## START

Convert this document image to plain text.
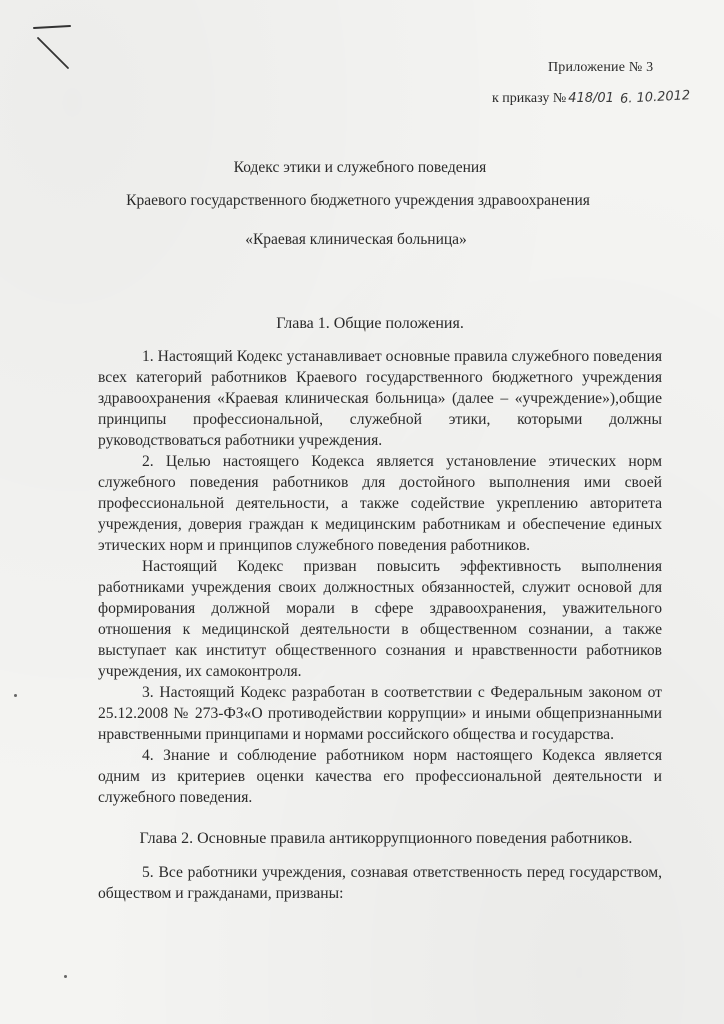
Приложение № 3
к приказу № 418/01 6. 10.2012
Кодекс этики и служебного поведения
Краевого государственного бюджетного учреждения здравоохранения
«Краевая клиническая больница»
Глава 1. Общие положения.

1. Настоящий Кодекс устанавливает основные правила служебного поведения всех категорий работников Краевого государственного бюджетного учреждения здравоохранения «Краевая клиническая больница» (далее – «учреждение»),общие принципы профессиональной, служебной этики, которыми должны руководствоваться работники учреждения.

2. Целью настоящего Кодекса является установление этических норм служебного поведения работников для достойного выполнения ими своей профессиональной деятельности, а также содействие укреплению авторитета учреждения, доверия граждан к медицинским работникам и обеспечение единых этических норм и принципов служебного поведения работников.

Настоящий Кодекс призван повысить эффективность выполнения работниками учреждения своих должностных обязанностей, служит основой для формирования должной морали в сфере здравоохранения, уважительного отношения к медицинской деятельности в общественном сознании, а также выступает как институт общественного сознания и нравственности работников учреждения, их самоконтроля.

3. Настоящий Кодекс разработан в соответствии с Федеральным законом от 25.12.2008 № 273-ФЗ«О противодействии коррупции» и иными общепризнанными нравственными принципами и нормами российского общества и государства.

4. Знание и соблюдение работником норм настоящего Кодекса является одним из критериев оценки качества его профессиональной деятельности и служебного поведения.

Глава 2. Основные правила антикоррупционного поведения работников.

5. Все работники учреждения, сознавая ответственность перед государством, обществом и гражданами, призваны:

## END

■ Directions for this task ■
Reproduce all of the data exactly, omitting each picture it holds.

■ Exercise answer ■
Convert this document image to plain text.
Приложение № 3
к приказу № 418/01 6. 10.2012
Кодекс этики и служебного поведения
Краевого государственного бюджетного учреждения здравоохранения
«Краевая клиническая больница»
Глава 1. Общие положения.

1. Настоящий Кодекс устанавливает основные правила служебного поведения всех категорий работников Краевого государственного бюджетного учреждения здравоохранения «Краевая клиническая больница» (далее – «учреждение»),общие принципы профессиональной, служебной этики, которыми должны руководствоваться работники учреждения.

2. Целью настоящего Кодекса является установление этических норм служебного поведения работников для достойного выполнения ими своей профессиональной деятельности, а также содействие укреплению авторитета учреждения, доверия граждан к медицинским работникам и обеспечение единых этических норм и принципов служебного поведения работников.

Настоящий Кодекс призван повысить эффективность выполнения работниками учреждения своих должностных обязанностей, служит основой для формирования должной морали в сфере здравоохранения, уважительного отношения к медицинской деятельности в общественном сознании, а также выступает как институт общественного сознания и нравственности работников учреждения, их самоконтроля.

3. Настоящий Кодекс разработан в соответствии с Федеральным законом от 25.12.2008 № 273-ФЗ«О противодействии коррупции» и иными общепризнанными нравственными принципами и нормами российского общества и государства.

4. Знание и соблюдение работником норм настоящего Кодекса является одним из критериев оценки качества его профессиональной деятельности и служебного поведения.

Глава 2. Основные правила антикоррупционного поведения работников.

5. Все работники учреждения, сознавая ответственность перед государством, обществом и гражданами, призваны:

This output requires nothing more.